▶ [TASK BRIEF] Give the number of lines that include the string "Mérje", nothing more.

— Begin —

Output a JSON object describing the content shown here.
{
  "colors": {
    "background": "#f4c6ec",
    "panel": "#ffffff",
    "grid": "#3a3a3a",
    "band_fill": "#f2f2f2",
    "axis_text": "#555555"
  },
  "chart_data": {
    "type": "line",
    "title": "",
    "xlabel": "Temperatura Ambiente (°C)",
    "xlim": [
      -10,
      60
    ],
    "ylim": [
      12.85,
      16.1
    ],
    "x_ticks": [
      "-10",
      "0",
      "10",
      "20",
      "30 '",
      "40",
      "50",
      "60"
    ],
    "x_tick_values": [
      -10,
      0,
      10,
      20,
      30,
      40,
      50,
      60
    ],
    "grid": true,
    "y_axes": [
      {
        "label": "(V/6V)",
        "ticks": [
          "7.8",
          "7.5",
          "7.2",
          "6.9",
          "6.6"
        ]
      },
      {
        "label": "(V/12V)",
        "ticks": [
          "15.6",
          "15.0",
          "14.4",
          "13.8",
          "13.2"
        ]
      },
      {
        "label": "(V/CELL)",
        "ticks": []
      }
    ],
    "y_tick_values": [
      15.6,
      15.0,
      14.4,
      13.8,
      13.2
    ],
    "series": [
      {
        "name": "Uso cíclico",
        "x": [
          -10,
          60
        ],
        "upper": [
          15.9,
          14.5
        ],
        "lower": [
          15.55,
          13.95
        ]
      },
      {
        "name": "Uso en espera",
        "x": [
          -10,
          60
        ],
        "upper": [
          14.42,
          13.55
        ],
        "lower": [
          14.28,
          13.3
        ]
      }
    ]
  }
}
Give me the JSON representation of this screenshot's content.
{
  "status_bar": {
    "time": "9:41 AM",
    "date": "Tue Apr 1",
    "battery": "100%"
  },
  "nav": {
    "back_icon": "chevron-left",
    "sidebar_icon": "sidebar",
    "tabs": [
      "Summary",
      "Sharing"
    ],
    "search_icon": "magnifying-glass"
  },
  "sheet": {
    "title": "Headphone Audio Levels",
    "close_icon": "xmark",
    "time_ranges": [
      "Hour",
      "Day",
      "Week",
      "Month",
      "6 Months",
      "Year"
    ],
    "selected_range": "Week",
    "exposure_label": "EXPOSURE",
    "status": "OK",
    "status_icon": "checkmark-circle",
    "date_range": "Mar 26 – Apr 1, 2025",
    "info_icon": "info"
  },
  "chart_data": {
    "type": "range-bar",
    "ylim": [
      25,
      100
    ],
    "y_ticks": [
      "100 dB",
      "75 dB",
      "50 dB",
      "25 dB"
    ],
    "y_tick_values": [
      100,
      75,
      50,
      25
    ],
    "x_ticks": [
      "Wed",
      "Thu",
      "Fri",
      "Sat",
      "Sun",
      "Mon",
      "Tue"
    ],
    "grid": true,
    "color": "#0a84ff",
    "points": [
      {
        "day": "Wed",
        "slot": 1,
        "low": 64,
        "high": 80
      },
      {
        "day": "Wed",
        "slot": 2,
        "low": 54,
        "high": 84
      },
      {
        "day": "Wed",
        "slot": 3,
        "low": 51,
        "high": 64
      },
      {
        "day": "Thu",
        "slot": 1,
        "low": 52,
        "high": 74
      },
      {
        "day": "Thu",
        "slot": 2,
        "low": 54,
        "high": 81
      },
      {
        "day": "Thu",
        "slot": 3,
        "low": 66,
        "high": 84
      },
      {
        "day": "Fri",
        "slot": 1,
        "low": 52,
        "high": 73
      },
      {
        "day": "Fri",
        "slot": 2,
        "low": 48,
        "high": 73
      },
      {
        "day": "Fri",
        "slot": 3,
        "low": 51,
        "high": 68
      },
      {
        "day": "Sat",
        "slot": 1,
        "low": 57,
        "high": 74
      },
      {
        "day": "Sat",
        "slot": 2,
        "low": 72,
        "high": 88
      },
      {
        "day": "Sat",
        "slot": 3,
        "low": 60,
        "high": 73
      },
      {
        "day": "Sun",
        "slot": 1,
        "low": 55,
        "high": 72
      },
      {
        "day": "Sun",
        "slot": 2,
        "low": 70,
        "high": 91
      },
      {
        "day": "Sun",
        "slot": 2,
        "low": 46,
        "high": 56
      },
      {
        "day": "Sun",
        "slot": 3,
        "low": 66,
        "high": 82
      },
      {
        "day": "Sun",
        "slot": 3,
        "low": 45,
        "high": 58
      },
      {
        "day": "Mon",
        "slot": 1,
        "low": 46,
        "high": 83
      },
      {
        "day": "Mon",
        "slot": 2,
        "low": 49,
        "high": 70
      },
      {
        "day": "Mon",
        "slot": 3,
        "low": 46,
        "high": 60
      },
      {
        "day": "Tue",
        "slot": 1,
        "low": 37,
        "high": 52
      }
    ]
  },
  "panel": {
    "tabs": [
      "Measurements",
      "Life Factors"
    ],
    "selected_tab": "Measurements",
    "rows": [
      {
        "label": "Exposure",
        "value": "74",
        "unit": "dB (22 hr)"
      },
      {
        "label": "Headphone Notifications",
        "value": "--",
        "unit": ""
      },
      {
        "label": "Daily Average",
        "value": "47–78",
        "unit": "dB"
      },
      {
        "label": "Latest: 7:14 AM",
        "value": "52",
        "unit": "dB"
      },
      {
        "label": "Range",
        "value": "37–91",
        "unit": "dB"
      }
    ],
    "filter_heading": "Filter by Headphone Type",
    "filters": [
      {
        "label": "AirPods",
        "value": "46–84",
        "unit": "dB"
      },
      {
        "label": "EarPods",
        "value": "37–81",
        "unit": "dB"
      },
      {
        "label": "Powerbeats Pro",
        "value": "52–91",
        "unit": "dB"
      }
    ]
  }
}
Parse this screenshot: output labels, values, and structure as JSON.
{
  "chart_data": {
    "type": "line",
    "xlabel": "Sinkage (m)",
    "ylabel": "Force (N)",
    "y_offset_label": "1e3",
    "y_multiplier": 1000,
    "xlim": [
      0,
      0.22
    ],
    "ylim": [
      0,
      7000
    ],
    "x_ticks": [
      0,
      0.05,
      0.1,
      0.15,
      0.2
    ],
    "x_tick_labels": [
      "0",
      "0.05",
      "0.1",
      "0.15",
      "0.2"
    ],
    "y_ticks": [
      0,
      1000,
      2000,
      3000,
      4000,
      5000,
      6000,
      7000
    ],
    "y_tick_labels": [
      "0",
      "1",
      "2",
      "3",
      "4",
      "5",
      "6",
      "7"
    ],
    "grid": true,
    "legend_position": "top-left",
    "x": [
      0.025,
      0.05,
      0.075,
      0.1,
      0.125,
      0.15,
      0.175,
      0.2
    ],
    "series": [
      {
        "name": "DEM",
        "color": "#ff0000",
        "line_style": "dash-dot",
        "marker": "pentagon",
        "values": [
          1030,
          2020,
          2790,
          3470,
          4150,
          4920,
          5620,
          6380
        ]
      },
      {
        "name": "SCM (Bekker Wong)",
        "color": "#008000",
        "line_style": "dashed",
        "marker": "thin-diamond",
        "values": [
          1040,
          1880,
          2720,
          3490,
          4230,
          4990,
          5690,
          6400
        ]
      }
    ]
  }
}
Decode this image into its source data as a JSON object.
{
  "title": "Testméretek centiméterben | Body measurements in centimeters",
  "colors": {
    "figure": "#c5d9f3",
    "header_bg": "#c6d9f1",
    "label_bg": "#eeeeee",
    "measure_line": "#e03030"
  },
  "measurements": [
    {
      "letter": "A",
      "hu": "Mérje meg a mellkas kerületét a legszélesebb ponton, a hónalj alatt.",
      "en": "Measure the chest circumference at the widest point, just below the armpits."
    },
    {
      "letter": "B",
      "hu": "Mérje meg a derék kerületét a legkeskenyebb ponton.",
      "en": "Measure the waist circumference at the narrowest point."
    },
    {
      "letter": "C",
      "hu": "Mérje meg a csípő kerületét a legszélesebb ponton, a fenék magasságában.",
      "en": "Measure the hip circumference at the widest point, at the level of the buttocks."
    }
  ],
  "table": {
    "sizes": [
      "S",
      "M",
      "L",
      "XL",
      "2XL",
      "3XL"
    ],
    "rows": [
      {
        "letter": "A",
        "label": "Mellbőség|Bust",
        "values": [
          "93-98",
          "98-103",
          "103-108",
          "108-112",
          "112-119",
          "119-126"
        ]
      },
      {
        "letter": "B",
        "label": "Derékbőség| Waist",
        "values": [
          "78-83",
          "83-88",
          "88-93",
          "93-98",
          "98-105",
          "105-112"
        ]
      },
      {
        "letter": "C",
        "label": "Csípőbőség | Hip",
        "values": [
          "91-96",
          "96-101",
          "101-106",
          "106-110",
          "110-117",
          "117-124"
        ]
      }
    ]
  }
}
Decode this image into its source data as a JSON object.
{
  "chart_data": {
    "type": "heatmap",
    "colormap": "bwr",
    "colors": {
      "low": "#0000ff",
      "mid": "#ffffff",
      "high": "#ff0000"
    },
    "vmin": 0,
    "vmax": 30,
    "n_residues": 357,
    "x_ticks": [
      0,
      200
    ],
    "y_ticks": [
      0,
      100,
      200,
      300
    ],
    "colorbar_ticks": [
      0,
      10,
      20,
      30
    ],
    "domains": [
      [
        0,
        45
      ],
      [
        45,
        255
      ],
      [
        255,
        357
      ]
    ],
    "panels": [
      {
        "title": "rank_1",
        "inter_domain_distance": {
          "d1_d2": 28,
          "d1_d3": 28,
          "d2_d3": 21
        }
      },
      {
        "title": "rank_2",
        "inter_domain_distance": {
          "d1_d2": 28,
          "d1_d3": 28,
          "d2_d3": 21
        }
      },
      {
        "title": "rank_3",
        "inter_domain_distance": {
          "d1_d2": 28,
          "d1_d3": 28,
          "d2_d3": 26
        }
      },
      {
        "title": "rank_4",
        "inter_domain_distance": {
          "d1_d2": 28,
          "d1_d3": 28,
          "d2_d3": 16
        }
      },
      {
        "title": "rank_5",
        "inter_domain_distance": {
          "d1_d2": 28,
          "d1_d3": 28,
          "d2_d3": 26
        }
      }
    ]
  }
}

— End —

▶ [RESULT OF THE EXERCISE] 3